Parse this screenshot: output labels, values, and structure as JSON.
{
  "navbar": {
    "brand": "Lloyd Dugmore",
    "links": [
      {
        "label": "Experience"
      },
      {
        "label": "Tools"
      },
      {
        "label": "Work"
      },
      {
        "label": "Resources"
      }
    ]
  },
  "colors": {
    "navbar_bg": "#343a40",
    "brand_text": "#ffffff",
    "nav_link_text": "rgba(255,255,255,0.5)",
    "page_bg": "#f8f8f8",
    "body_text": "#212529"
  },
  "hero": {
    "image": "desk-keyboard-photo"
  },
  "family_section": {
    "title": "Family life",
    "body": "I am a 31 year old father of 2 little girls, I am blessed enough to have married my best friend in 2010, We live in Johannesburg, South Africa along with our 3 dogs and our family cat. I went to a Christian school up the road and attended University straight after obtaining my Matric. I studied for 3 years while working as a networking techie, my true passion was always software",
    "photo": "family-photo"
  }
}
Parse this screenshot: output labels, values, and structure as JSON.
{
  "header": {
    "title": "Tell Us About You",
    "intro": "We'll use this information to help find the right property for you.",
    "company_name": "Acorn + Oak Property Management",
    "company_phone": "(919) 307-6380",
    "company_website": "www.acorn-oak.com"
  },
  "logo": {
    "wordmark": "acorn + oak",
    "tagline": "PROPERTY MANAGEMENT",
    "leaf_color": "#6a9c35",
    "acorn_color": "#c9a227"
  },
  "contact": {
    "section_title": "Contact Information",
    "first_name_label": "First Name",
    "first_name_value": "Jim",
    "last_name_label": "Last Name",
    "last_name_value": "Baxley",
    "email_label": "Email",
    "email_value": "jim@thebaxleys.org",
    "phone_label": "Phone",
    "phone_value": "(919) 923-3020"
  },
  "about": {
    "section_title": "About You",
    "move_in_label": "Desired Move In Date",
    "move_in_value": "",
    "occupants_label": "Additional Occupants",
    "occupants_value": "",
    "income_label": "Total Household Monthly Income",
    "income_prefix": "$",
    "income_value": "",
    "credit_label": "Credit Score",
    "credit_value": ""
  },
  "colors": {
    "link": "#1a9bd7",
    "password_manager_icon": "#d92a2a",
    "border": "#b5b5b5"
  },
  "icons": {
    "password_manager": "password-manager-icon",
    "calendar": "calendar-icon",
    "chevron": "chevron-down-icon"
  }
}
::::
## THE REQUEST
Retype the listing. Match it exactly.

## FINAL RESULT
Parse this screenshot: output labels, values, and structure as JSON.
{
  "navbar": {
    "brand": "Lloyd Dugmore",
    "links": [
      {
        "label": "Experience"
      },
      {
        "label": "Tools"
      },
      {
        "label": "Work"
      },
      {
        "label": "Resources"
      }
    ]
  },
  "colors": {
    "navbar_bg": "#343a40",
    "brand_text": "#ffffff",
    "nav_link_text": "rgba(255,255,255,0.5)",
    "page_bg": "#f8f8f8",
    "body_text": "#212529"
  },
  "hero": {
    "image": "desk-keyboard-photo"
  },
  "family_section": {
    "title": "Family life",
    "body": "I am a 31 year old father of 2 little girls, I am blessed enough to have married my best friend in 2010, We live in Johannesburg, South Africa along with our 3 dogs and our family cat. I went to a Christian school up the road and attended University straight after obtaining my Matric. I studied for 3 years while working as a networking techie, my true passion was always software",
    "photo": "family-photo"
  }
}
Parse this screenshot: output labels, values, and structure as JSON.
{
  "header": {
    "title": "Tell Us About You",
    "intro": "We'll use this information to help find the right property for you.",
    "company_name": "Acorn + Oak Property Management",
    "company_phone": "(919) 307-6380",
    "company_website": "www.acorn-oak.com"
  },
  "logo": {
    "wordmark": "acorn + oak",
    "tagline": "PROPERTY MANAGEMENT",
    "leaf_color": "#6a9c35",
    "acorn_color": "#c9a227"
  },
  "contact": {
    "section_title": "Contact Information",
    "first_name_label": "First Name",
    "first_name_value": "Jim",
    "last_name_label": "Last Name",
    "last_name_value": "Baxley",
    "email_label": "Email",
    "email_value": "jim@thebaxleys.org",
    "phone_label": "Phone",
    "phone_value": "(919) 923-3020"
  },
  "about": {
    "section_title": "About You",
    "move_in_label": "Desired Move In Date",
    "move_in_value": "",
    "occupants_label": "Additional Occupants",
    "occupants_value": "",
    "income_label": "Total Household Monthly Income",
    "income_prefix": "$",
    "income_value": "",
    "credit_label": "Credit Score",
    "credit_value": ""
  },
  "colors": {
    "link": "#1a9bd7",
    "password_manager_icon": "#d92a2a",
    "border": "#b5b5b5"
  },
  "icons": {
    "password_manager": "password-manager-icon",
    "calendar": "calendar-icon",
    "chevron": "chevron-down-icon"
  }
}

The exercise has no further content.